◆ **Problem to solve**: Would you copy out the whole listing exactly as given?

◆ **Extracted records**:
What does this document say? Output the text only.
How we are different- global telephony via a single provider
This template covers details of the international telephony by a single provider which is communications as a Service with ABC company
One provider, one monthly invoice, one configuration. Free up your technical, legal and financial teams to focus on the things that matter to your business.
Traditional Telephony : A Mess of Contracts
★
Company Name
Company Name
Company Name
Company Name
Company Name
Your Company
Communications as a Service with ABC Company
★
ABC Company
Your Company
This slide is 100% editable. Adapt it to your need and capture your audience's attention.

◆ **Answer for the task**:
What does this document say? Output the text only.
How we are different- global telephony via a single provider
This template covers details of the international telephony by a single provider which is communications as a Service with ABC company
One provider, one monthly invoice, one configuration. Free up your technical, legal and financial teams to focus on the things that matter to your business.
Traditional Telephony : A Mess of Contracts
★
Company Name
Company Name
Company Name
Company Name
Company Name
Your Company
Communications as a Service with ABC Company
★
ABC Company
Your Company
This slide is 100% editable. Adapt it to your need and capture your audience's attention.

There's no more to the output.